- _WHAT YOU NEED TO DO_: Looking at the data below, count the lines that contain the string "Lift". Write only the total.

* Start DATASET ROWS *

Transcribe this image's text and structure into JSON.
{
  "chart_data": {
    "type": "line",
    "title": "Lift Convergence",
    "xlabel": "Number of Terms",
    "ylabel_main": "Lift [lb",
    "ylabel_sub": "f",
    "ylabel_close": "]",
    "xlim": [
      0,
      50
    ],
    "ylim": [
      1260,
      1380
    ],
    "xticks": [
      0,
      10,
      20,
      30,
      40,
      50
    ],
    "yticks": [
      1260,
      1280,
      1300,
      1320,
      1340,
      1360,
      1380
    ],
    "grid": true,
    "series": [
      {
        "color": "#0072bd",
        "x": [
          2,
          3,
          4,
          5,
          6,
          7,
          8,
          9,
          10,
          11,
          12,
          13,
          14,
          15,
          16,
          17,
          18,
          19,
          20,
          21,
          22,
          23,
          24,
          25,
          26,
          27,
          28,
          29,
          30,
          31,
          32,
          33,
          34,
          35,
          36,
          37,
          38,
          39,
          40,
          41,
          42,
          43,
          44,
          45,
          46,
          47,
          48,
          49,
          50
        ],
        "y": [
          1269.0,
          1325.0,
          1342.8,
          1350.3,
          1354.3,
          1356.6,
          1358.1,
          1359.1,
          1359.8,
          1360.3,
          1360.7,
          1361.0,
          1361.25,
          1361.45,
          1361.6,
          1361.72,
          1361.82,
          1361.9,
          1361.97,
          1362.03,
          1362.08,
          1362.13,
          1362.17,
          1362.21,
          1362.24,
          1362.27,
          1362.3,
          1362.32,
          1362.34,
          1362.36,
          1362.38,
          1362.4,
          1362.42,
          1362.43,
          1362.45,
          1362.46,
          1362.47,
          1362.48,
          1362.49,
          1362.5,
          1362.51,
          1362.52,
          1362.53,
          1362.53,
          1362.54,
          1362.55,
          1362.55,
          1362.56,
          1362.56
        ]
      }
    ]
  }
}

* End DATASET ROWS *

- _FINAL RESULT_: 2